-- START Excerpted text --
Take the etch parts fret and paint with metal primer, then paint the embossed side matt white. When dry, separate the porthole covers from the fret then glue them into the portholes along the starboard side, with the white sides facing in.

Remove one of the shoulder pads from the parts fret from stage 53. Assemble and paint the cannon received in this stage then glue the shoulder pad to it.

Retrieve the etch parts frets supplied with stages 103 and 107. Separate the curved stairs from the frets and remove any burrs. Bend the curved section so that they will fit from the main deck to the deck of the aft superstructure. Bend the three stanchions so that they are vertical. Paint both stairs with metal primer, then apply a coat of brown paint to the stairs, leaving the stanchions unpainted. Glue the stairs to the sides of the aft superstructure. Now prepare two lengths of 0.5mm thread or brass wire to fit between the stanchions and glue them into place. Paint the rails brass.

Drill seven 0.75mm holes along the gunwales, either side of the mizzenmast, 6mm apart, starting in line with the forward edge of the mizzen mast. Test-fit an eyebolt into each of the holes and cut the shanks so that only the eyes are visible. Glue the eyebolts into place.
-- END Excerpted text --
-- START Stored data --
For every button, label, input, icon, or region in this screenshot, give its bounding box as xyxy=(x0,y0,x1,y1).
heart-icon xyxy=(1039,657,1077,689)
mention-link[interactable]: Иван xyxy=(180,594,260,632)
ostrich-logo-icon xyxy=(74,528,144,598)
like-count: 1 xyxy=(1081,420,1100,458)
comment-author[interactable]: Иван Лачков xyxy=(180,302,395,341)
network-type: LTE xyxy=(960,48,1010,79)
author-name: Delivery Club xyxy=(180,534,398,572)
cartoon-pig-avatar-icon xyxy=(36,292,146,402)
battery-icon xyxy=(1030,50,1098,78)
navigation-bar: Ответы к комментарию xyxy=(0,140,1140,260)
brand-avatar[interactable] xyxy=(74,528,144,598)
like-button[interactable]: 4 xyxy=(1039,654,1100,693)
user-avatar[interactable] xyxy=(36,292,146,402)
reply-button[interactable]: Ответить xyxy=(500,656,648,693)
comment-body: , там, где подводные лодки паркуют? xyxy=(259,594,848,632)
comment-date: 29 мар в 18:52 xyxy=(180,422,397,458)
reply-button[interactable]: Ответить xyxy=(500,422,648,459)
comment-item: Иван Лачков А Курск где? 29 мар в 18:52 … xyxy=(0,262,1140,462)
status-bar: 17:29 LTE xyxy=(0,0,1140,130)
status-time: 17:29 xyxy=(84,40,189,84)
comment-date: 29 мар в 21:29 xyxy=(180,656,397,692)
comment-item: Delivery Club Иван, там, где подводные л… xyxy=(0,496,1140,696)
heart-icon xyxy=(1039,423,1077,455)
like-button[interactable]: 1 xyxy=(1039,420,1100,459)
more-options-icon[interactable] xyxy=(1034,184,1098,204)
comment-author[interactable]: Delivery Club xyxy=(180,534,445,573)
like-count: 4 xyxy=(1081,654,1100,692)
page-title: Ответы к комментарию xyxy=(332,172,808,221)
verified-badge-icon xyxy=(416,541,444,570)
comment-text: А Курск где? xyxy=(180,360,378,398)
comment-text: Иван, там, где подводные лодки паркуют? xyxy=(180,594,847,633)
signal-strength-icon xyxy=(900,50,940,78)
-- END Stored data --
**Given problem 1**
Return the passage of the model assembly instructions above that opens with the words containing "Remove one of" and closes with "the rails brass.", copied word for word.
**Given problem 2**
Answer these questions using the model assembly instructions above:
(a) What color is the embossed side of the etch parts fret painted?
(b) What is glued to the cannon received in this stage?
(c) How many holes are drilled along the gunwales, and what size are they?

**Exercise result 1**
Remove one of the shoulder pads from the parts fret from stage 53. Assemble and paint the cannon received in this stage then glue the shoulder pad to it.

Retrieve the etch parts frets supplied with stages 103 and 107. Separate the curved stairs from the frets and remove any burrs. Bend the curved section so that they will fit from the main deck to the deck of the aft superstructure. Bend the three stanchions so that they are vertical. Paint both stairs with metal primer, then apply a coat of brown paint to the stairs, leaving the stanchions unpainted. Glue the stairs to the sides of the aft superstructure. Now prepare two lengths of 0.5mm thread or brass wire to fit between the stanchions and glue them into place. Paint the rails brass.

**Exercise result 2**
(a) Matt white.
(b) A shoulder pad from the parts fret from stage 53.
(c) Seven holes, each 0.75mm.